(TO DO) Extract all lines from the data beneath that include the word "consider".

(RECORD EXTRACTS)
....

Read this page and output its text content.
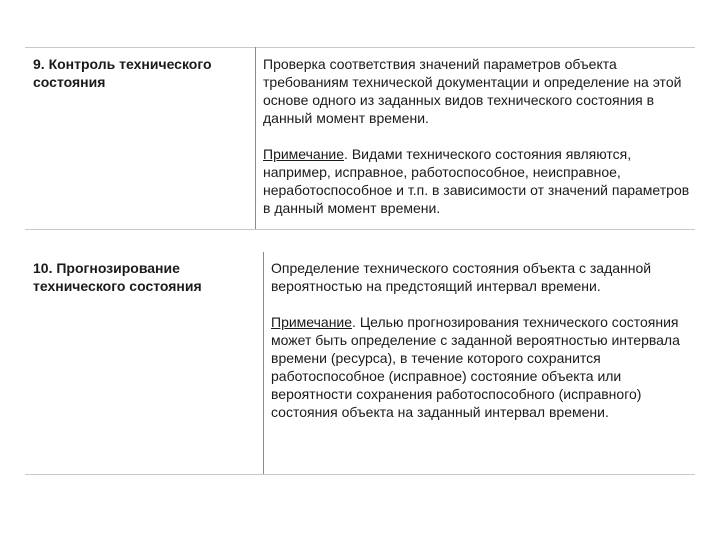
9. Контроль технического состояния

Проверка соответствия значений параметров объекта требованиям технической документации и определение на этой основе одного из заданных видов технического состояния в данный момент времени.

Примечание. Видами технического состояния являются, например, исправное, работоспособное, неисправное, неработоспособное и т.п. в зависимости от значений параметров в данный момент времени.

10. Прогнозирование технического состояния

Определение технического состояния объекта с заданной вероятностью на предстоящий интервал времени.

Примечание. Целью прогнозирования технического состояния может быть определение с заданной вероятностью интервала времени (ресурса), в течение которого сохранится работоспособное (исправное) состояние объекта или вероятности сохранения работоспособного (исправного) состояния объекта на заданный интервал времени.
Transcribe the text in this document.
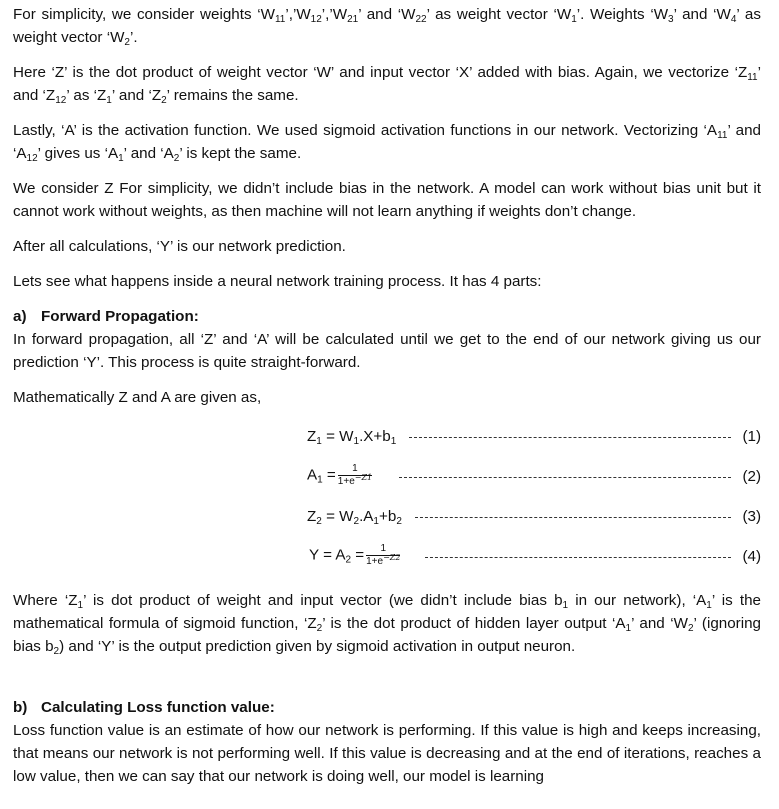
For simplicity, we consider weights ‘$W_{11}’,’W_{12}’,’W_{21}$’ and ‘$W_{22}$’ as weight vector ‘$W_1$’. Weights ‘$W_3$’ and ‘$W_4$’ as weight vector ‘$W_2$’.

Here ‘Z’ is the dot product of weight vector ‘W’ and input vector ‘X’ added with bias. Again, we vectorize ‘$Z_{11}$’ and ‘$Z_{12}$’ as ‘$Z_1$’ and ‘$Z_2$’ remains the same.

Lastly, ‘A’ is the activation function. We used sigmoid activation functions in our network. Vectorizing ‘$A_{11}$’ and ‘$A_{12}$’ gives us ‘$A_1$’ and ‘$A_2$’ is kept the same.

We consider Z For simplicity, we didn’t include bias in the network. A model can work without bias unit but it cannot work without weights, as then machine will not learn anything if weights don’t change.

After all calculations, ‘Y’ is our network prediction.

Lets see what happens inside a neural network training process. It has 4 parts:

a) Forward Propagation:

In forward propagation, all ‘Z’ and ‘A’ will be calculated until we get to the end of our network giving us our prediction ‘Y’. This process is quite straight-forward.

Mathematically Z and A are given as,

$Z_1 = W_1.X+b_1$	(1)
$A_1 = \frac{1}{1+e^{-Z1}}$	(2)
$Z_2 = W_2.A_1+b_2$	(3)
$Y = A_2 = \frac{1}{1+e^{-Z2}}$	(4)

Where ‘$Z_1$’ is dot product of weight and input vector (we didn’t include bias $b_1$ in our network), ‘$A_1$’ is the mathematical formula of sigmoid function, ‘$Z_2$’ is the dot product of hidden layer output ‘$A_1$’ and ‘$W_2$’ (ignoring bias $b_2$) and ‘Y’ is the output prediction given by sigmoid activation in output neuron.

b) Calculating Loss function value:

Loss function value is an estimate of how our network is performing. If this value is high and keeps increasing, that means our network is not performing well. If this value is decreasing and at the end of iterations, reaches a low value, then we can say that our network is doing well, our model is learning
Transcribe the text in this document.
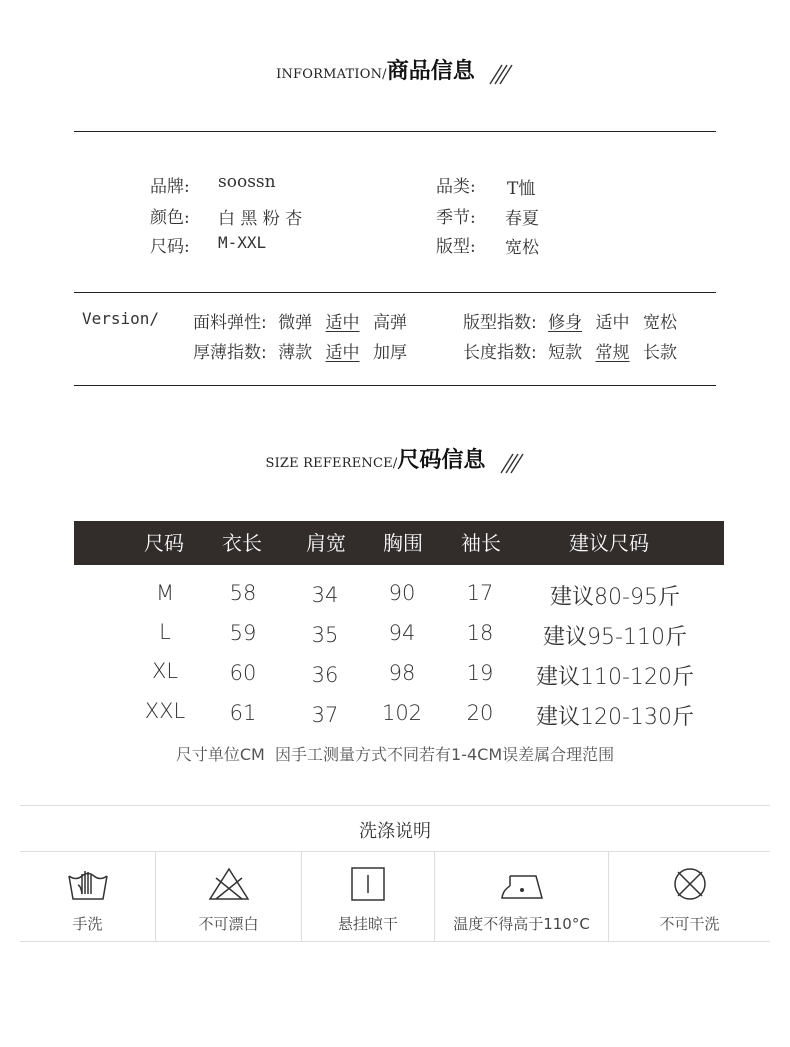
INFORMATION/商品信息
品牌: soossn	品类: T恤
颜色: 白 黑 粉 杏	季节: 春夏
尺码: M-XXL	版型: 宽松
Version/ 面料弹性: 微弹 适中 高弹	版型指数: 修身 适中 宽松
厚薄指数: 薄款 适中 加厚	长度指数: 短款 常规 长款
SIZE REFERENCE/尺码信息
尺码	衣长	肩宽	胸围	袖长	建议尺码
M	58	34	90	17	建议80-95斤
L	59	35	94	18	建议95-110斤
XL	60	36	98	19	建议110-120斤
XXL	61	37	102	20	建议120-130斤
尺寸单位CM  因手工测量方式不同若有1-4CM误差属合理范围
洗涤说明
手洗	不可漂白	悬挂晾干	温度不得高于110°C	不可干洗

....

(ANSWER IN FULL)
For simplicity, we consider weights ‘$W_{11}’,’W_{12}’,’W_{21}$’ and ‘$W_{22}$’ as weight vector ‘$W_1$’. Weights ‘$W_3$’ and ‘$W_4$’ as weight vector ‘$W_2$’.
We consider Z For simplicity, we didn’t include bias in the network. A model can work without bias unit but it cannot work without weights, as then machine will not learn anything if weights don’t change.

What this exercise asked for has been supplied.